— start GIVEN RECORDS —

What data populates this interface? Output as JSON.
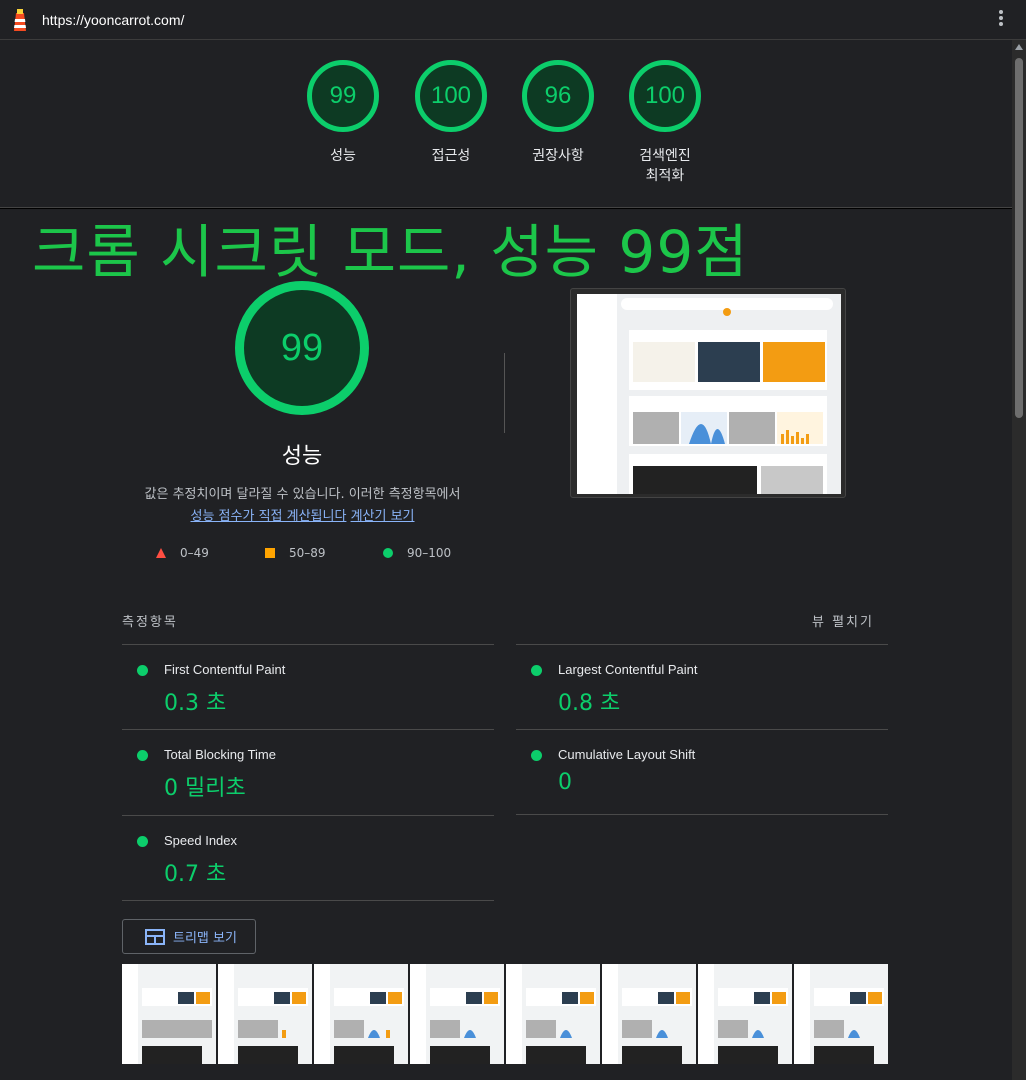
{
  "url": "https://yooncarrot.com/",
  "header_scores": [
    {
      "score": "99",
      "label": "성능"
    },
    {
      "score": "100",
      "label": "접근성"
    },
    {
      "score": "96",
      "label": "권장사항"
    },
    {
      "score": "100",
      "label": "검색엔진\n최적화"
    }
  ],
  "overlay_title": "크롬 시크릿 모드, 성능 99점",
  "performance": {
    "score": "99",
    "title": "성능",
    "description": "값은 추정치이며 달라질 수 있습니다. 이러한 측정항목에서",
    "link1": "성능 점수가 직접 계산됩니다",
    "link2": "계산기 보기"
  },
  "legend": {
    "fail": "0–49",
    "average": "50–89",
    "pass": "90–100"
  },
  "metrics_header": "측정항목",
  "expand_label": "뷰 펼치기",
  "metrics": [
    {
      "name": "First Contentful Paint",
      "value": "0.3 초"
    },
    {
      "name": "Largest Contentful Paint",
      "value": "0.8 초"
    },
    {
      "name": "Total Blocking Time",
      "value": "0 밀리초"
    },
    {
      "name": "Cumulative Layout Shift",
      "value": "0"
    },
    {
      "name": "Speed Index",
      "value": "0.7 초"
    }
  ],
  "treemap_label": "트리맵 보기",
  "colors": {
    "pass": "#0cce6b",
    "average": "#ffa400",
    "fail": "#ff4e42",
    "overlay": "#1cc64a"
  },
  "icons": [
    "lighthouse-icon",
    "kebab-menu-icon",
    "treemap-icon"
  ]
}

— end GIVEN RECORDS —

● GIVEN EXERCISE
Repeat the listing in full and exactly. Do not include any images.

● PROBLEM SOLUTION
What data populates this interface? Output as JSON.
{
  "url": "https://yooncarrot.com/",
  "header_scores": [
    {
      "score": "99",
      "label": "성능"
    },
    {
      "score": "100",
      "label": "접근성"
    },
    {
      "score": "96",
      "label": "권장사항"
    },
    {
      "score": "100",
      "label": "검색엔진\n최적화"
    }
  ],
  "overlay_title": "크롬 시크릿 모드, 성능 99점",
  "performance": {
    "score": "99",
    "title": "성능",
    "description": "값은 추정치이며 달라질 수 있습니다. 이러한 측정항목에서",
    "link1": "성능 점수가 직접 계산됩니다",
    "link2": "계산기 보기"
  },
  "legend": {
    "fail": "0–49",
    "average": "50–89",
    "pass": "90–100"
  },
  "metrics_header": "측정항목",
  "expand_label": "뷰 펼치기",
  "metrics": [
    {
      "name": "First Contentful Paint",
      "value": "0.3 초"
    },
    {
      "name": "Largest Contentful Paint",
      "value": "0.8 초"
    },
    {
      "name": "Total Blocking Time",
      "value": "0 밀리초"
    },
    {
      "name": "Cumulative Layout Shift",
      "value": "0"
    },
    {
      "name": "Speed Index",
      "value": "0.7 초"
    }
  ],
  "treemap_label": "트리맵 보기",
  "colors": {
    "pass": "#0cce6b",
    "average": "#ffa400",
    "fail": "#ff4e42",
    "overlay": "#1cc64a"
  },
  "icons": [
    "lighthouse-icon",
    "kebab-menu-icon",
    "treemap-icon"
  ]
}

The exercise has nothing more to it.